> [Exercise details]: Transcribe the whole listing without a single picture.

> [Recorded data]:
....

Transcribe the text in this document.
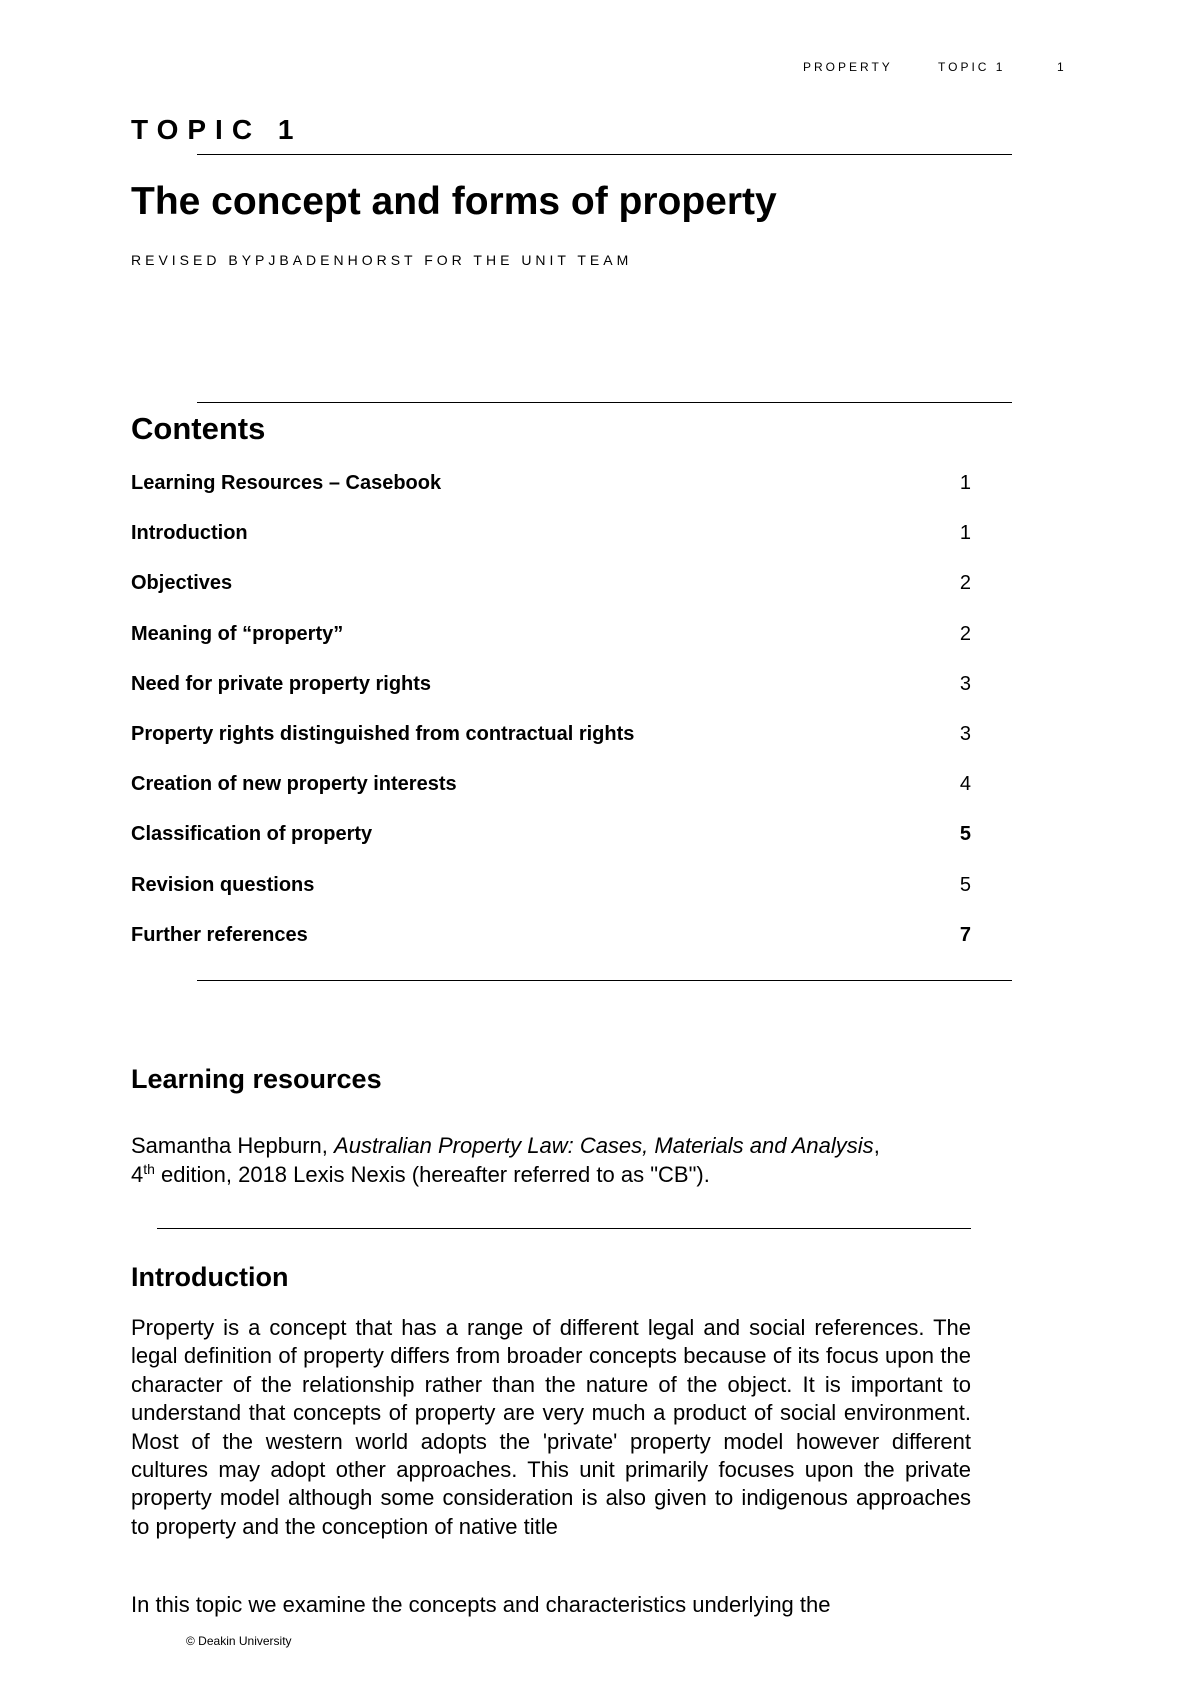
PROPERTY	TOPIC 1	1
TOPIC 1
The concept and forms of property
REVISED BYPJBADENHORST FOR THE UNIT TEAM
Contents
Learning Resources – Casebook	1
Introduction	1
Objectives	2
Meaning of “property”	2
Need for private property rights	3
Property rights distinguished from contractual rights	3
Creation of new property interests	4
Classification of property	5
Revision questions	5
Further references	7
Learning resources

Samantha Hepburn, Australian Property Law: Cases, Materials and Analysis,
4th edition, 2018 Lexis Nexis (hereafter referred to as "CB").

Introduction

Property is a concept that has a range of different legal and social references. The legal definition of property differs from broader concepts because of its focus upon the character of the relationship rather than the nature of the object. It is important to understand that concepts of property are very much a product of social environment. Most of the western world adopts the 'private' property model however different cultures may adopt other approaches. This unit primarily focuses upon the private property model although some consideration is also given to indigenous approaches to property and the conception of native title

In this topic we examine the concepts and characteristics underlying the

© Deakin University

....

> [Completed exercise]:
Transcribe the text in this document.
PROPERTY	TOPIC 1	1
TOPIC 1
The concept and forms of property
REVISED BYPJBADENHORST FOR THE UNIT TEAM
Contents
Learning Resources – Casebook	1
Introduction	1
Objectives	2
Meaning of “property”	2
Need for private property rights	3
Property rights distinguished from contractual rights	3
Creation of new property interests	4
Classification of property	5
Revision questions	5
Further references	7
Learning resources

Samantha Hepburn, Australian Property Law: Cases, Materials and Analysis,
4th edition, 2018 Lexis Nexis (hereafter referred to as "CB").

Introduction

Property is a concept that has a range of different legal and social references. The legal definition of property differs from broader concepts because of its focus upon the character of the relationship rather than the nature of the object. It is important to understand that concepts of property are very much a product of social environment. Most of the western world adopts the 'private' property model however different cultures may adopt other approaches. This unit primarily focuses upon the private property model although some consideration is also given to indigenous approaches to property and the conception of native title

In this topic we examine the concepts and characteristics underlying the

© Deakin University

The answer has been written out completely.